**Job**:
Your answer must consist solely of the number of lines that contain the word "Time".

**Dataset rows**:
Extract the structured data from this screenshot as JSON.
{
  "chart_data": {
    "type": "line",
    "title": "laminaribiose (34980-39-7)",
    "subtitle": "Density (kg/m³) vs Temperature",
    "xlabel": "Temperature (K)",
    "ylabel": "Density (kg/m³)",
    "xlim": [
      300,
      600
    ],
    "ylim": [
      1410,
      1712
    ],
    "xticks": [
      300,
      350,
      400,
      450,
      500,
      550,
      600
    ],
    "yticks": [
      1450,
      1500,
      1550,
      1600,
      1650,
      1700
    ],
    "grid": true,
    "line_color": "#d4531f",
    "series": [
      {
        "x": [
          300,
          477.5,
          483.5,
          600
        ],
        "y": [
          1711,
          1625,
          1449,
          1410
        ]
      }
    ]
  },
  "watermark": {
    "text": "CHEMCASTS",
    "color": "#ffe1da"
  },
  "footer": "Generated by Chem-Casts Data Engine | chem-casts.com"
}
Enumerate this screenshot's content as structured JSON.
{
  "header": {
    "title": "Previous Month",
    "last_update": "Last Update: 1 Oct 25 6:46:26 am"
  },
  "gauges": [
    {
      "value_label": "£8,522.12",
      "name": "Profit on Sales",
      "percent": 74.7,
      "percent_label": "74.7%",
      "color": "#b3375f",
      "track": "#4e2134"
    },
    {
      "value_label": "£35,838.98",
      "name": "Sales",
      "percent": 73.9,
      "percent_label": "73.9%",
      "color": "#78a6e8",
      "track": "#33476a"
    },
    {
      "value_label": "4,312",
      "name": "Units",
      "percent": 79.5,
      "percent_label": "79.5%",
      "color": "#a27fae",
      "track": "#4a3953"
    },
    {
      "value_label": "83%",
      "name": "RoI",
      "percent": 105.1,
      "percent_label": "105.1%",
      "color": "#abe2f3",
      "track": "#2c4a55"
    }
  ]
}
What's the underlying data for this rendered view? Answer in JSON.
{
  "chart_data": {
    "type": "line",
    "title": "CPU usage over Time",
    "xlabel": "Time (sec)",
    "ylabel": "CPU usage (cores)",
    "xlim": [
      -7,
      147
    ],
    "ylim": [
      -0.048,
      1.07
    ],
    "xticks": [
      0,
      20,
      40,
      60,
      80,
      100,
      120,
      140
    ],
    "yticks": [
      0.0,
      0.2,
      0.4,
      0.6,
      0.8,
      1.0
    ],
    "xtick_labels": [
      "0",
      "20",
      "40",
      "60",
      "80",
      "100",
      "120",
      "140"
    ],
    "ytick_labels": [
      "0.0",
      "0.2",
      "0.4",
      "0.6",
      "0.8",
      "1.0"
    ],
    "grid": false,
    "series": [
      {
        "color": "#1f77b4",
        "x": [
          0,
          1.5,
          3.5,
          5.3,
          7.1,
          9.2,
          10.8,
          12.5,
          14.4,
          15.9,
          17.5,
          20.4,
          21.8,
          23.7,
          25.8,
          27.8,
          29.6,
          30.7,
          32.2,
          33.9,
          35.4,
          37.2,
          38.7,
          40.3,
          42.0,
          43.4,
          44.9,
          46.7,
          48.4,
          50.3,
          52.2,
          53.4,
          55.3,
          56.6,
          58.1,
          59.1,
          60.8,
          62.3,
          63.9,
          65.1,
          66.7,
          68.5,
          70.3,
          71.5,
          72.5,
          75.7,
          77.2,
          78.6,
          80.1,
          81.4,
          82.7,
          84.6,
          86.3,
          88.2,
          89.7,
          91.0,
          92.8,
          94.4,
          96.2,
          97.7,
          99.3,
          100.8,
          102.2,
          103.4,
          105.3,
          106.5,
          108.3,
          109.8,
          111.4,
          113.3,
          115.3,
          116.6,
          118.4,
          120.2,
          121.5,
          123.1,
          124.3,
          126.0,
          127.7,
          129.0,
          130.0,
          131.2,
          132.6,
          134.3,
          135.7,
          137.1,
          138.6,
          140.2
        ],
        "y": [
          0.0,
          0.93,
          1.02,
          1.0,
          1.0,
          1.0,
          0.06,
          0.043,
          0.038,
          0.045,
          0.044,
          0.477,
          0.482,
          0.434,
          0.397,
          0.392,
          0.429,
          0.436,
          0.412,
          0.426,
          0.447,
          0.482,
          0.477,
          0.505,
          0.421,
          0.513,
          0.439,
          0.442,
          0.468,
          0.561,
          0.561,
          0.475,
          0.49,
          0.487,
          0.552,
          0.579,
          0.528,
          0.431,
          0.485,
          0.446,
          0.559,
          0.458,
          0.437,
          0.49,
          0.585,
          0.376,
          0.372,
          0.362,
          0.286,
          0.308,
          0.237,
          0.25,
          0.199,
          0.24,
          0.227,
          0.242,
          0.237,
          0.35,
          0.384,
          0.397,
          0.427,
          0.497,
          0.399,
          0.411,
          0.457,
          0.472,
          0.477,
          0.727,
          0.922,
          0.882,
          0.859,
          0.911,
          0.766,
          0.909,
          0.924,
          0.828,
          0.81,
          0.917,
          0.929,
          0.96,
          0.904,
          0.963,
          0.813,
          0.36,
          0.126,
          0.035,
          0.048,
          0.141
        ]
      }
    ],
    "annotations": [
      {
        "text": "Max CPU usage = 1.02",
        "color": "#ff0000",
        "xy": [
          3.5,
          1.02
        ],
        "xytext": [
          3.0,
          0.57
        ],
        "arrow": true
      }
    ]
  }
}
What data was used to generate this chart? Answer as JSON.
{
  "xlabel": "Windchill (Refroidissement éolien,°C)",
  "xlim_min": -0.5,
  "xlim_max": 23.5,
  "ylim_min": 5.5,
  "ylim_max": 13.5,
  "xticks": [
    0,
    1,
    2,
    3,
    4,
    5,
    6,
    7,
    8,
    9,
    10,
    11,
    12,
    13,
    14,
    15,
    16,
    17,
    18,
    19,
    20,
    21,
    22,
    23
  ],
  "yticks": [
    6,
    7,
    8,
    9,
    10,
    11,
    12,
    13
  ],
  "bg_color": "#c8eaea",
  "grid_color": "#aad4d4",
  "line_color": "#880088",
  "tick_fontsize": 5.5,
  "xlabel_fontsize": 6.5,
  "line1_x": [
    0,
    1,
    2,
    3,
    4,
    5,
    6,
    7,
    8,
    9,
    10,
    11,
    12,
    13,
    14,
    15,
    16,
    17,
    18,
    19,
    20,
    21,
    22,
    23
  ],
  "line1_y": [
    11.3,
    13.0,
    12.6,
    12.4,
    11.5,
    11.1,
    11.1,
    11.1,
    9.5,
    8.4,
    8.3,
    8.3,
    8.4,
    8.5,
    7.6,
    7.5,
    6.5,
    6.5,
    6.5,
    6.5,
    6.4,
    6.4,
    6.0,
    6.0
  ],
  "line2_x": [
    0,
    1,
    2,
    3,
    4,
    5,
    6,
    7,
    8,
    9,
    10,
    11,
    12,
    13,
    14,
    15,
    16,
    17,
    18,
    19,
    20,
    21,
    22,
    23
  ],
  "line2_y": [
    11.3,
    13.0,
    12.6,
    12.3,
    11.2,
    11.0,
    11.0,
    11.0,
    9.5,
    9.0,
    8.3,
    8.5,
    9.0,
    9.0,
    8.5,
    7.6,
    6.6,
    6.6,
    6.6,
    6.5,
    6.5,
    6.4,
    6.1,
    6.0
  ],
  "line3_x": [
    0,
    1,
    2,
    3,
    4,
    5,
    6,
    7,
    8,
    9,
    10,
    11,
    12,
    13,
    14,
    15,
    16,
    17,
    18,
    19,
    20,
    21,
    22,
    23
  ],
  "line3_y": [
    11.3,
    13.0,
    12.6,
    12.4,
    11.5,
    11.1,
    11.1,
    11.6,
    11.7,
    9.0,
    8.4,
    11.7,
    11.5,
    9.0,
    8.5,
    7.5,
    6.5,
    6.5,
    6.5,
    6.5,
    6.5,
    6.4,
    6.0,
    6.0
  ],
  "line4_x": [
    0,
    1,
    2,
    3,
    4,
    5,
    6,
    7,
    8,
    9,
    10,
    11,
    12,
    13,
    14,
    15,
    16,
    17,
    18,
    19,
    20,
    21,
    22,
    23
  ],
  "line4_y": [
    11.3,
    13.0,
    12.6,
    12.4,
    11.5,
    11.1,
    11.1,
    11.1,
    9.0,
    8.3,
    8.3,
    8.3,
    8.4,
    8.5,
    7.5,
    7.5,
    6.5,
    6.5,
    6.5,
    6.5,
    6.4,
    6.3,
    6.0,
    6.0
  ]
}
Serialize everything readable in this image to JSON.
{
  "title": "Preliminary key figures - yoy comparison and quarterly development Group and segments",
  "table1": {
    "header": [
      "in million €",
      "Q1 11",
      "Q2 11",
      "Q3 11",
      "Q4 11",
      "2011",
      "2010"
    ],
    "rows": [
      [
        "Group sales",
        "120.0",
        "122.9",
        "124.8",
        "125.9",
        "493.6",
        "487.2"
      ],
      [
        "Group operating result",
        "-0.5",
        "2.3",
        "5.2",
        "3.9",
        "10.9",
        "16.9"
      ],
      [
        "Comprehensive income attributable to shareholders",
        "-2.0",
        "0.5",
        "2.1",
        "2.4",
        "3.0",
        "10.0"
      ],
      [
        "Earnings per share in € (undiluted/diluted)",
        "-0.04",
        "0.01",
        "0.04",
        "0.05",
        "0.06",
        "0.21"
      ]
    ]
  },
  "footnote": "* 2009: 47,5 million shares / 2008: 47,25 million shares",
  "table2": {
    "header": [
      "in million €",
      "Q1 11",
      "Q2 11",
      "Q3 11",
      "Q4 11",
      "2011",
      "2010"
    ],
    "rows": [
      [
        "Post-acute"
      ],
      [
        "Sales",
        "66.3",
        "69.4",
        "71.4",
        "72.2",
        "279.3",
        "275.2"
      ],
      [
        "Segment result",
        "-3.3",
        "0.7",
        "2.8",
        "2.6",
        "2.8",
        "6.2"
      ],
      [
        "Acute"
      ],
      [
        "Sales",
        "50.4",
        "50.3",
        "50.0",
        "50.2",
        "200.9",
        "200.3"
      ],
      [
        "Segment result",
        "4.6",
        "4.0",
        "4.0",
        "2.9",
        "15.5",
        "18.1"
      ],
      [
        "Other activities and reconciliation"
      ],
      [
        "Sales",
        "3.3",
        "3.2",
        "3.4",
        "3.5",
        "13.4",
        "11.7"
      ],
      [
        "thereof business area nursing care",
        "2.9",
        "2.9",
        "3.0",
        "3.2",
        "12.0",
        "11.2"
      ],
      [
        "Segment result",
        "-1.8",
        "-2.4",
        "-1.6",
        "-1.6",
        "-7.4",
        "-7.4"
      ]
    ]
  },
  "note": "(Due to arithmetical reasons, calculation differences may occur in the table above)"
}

**In response**:
2